Your task is to extract every entry that follows word for word while excluding the pictures.

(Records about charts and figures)
* * *

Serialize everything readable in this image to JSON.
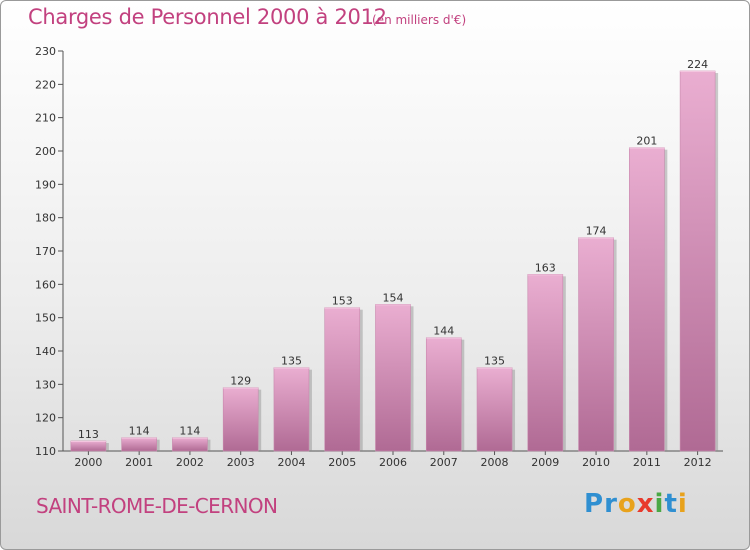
{
  "title": "Charges de Personnel 2000 à 2012",
  "subtitle": "(en milliers d'€)",
  "commune": "SAINT-ROME-DE-CERNON",
  "logo": {
    "letters": [
      "P",
      "r",
      "o",
      "x",
      "i",
      "t",
      "i"
    ],
    "colors": [
      "#2f8fd1",
      "#2f8fd1",
      "#e8a21c",
      "#e83a2c",
      "#4aa845",
      "#2f8fd1",
      "#e8a21c"
    ]
  },
  "colors": {
    "accent": "#c2417f",
    "bar_light": "#e9a9ce",
    "bar_dark": "#b36e98",
    "bar_shadow": "#8a8a8a"
  },
  "chart_data": {
    "type": "bar",
    "categories": [
      "2000",
      "2001",
      "2002",
      "2003",
      "2004",
      "2005",
      "2006",
      "2007",
      "2008",
      "2009",
      "2010",
      "2011",
      "2012"
    ],
    "values": [
      113,
      114,
      114,
      129,
      135,
      153,
      154,
      144,
      135,
      163,
      174,
      201,
      224
    ],
    "data_labels": [
      "113",
      "114",
      "114",
      "129",
      "135",
      "153",
      "154",
      "144",
      "135",
      "163",
      "174",
      "201",
      "224"
    ],
    "ylim": [
      110,
      230
    ],
    "yticks": [
      110,
      120,
      130,
      140,
      150,
      160,
      170,
      180,
      190,
      200,
      210,
      220,
      230
    ],
    "grid": false
  }
}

* * *

◆ Reply
Serialize everything readable in this image to JSON.
{
  "title": "Charges de Personnel 2000 à 2012",
  "subtitle": "(en milliers d'€)",
  "commune": "SAINT-ROME-DE-CERNON",
  "logo": {
    "letters": [
      "P",
      "r",
      "o",
      "x",
      "i",
      "t",
      "i"
    ],
    "colors": [
      "#2f8fd1",
      "#2f8fd1",
      "#e8a21c",
      "#e83a2c",
      "#4aa845",
      "#2f8fd1",
      "#e8a21c"
    ]
  },
  "colors": {
    "accent": "#c2417f",
    "bar_light": "#e9a9ce",
    "bar_dark": "#b36e98",
    "bar_shadow": "#8a8a8a"
  },
  "chart_data": {
    "type": "bar",
    "categories": [
      "2000",
      "2001",
      "2002",
      "2003",
      "2004",
      "2005",
      "2006",
      "2007",
      "2008",
      "2009",
      "2010",
      "2011",
      "2012"
    ],
    "values": [
      113,
      114,
      114,
      129,
      135,
      153,
      154,
      144,
      135,
      163,
      174,
      201,
      224
    ],
    "data_labels": [
      "113",
      "114",
      "114",
      "129",
      "135",
      "153",
      "154",
      "144",
      "135",
      "163",
      "174",
      "201",
      "224"
    ],
    "ylim": [
      110,
      230
    ],
    "yticks": [
      110,
      120,
      130,
      140,
      150,
      160,
      170,
      180,
      190,
      200,
      210,
      220,
      230
    ],
    "grid": false
  }
}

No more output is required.